Stored entries
____________

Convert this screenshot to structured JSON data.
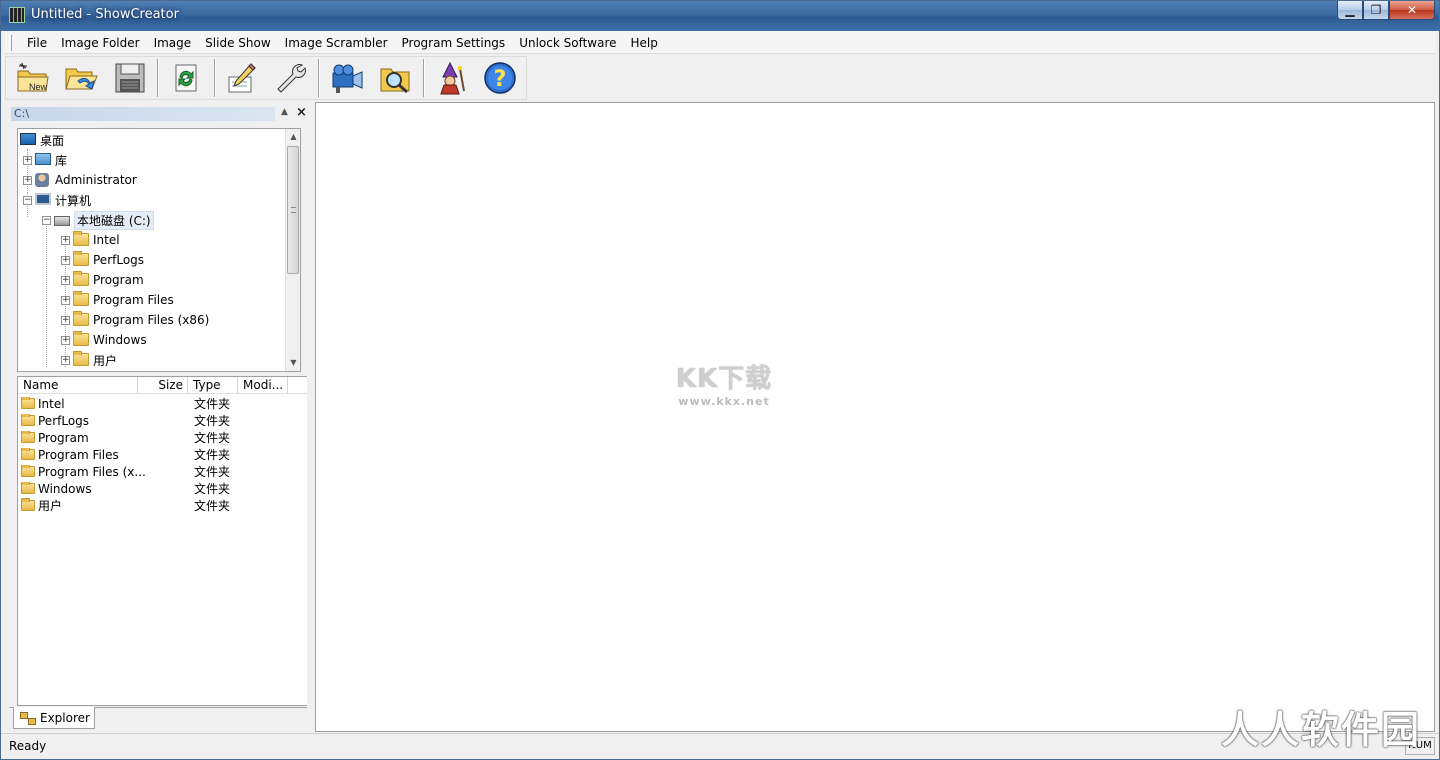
{
  "window": {
    "title": "Untitled - ShowCreator"
  },
  "caption": {
    "minimize": "▁",
    "maximize": "❐",
    "close": "✕"
  },
  "menu": [
    "File",
    "Image Folder",
    "Image",
    "Slide Show",
    "Image Scrambler",
    "Program Settings",
    "Unlock Software",
    "Help"
  ],
  "toolbar": {
    "new_label": "New",
    "buttons": [
      "new-show",
      "open-show",
      "save-show",
      "refresh",
      "edit",
      "settings",
      "projector",
      "browse-folder",
      "wizard",
      "help"
    ]
  },
  "panel": {
    "path": "C:\\",
    "up": "▲",
    "close": "×"
  },
  "tree": {
    "items": [
      {
        "label": "桌面",
        "icon": "desktop-icon"
      },
      {
        "label": "库",
        "icon": "library-icon"
      },
      {
        "label": "Administrator",
        "icon": "user-icon"
      },
      {
        "label": "计算机",
        "icon": "computer-icon"
      },
      {
        "label": "本地磁盘 (C:)",
        "icon": "drive-icon"
      },
      {
        "label": "Intel",
        "icon": "folder-icon"
      },
      {
        "label": "PerfLogs",
        "icon": "folder-icon"
      },
      {
        "label": "Program",
        "icon": "folder-icon"
      },
      {
        "label": "Program Files",
        "icon": "folder-icon"
      },
      {
        "label": "Program Files (x86)",
        "icon": "folder-icon"
      },
      {
        "label": "Windows",
        "icon": "folder-icon"
      },
      {
        "label": "用户",
        "icon": "folder-icon"
      }
    ],
    "expand_plus": "+",
    "expand_minus": "−"
  },
  "filelist": {
    "columns": [
      "Name",
      "Size",
      "Type",
      "Modi..."
    ],
    "rows": [
      {
        "name": "Intel",
        "type": "文件夹"
      },
      {
        "name": "PerfLogs",
        "type": "文件夹"
      },
      {
        "name": "Program",
        "type": "文件夹"
      },
      {
        "name": "Program Files",
        "type": "文件夹"
      },
      {
        "name": "Program Files (x...",
        "type": "文件夹"
      },
      {
        "name": "Windows",
        "type": "文件夹"
      },
      {
        "name": "用户",
        "type": "文件夹"
      }
    ]
  },
  "tabs": {
    "explorer": "Explorer"
  },
  "watermark": {
    "big": "KK下载",
    "small": "www.kkx.net"
  },
  "status": {
    "text": "Ready",
    "num": "NUM",
    "corner": "人人软件园"
  },
  "colors": {
    "titlebar": "#3c6aa0",
    "folder": "#e8b94a",
    "selection": "#e5eef8"
  }
}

____________

- Your objective:
From the listing above, copy out each line where the word "Image" appears.

- Output:
    "Image Folder",
    "Image",
    "Image Scrambler",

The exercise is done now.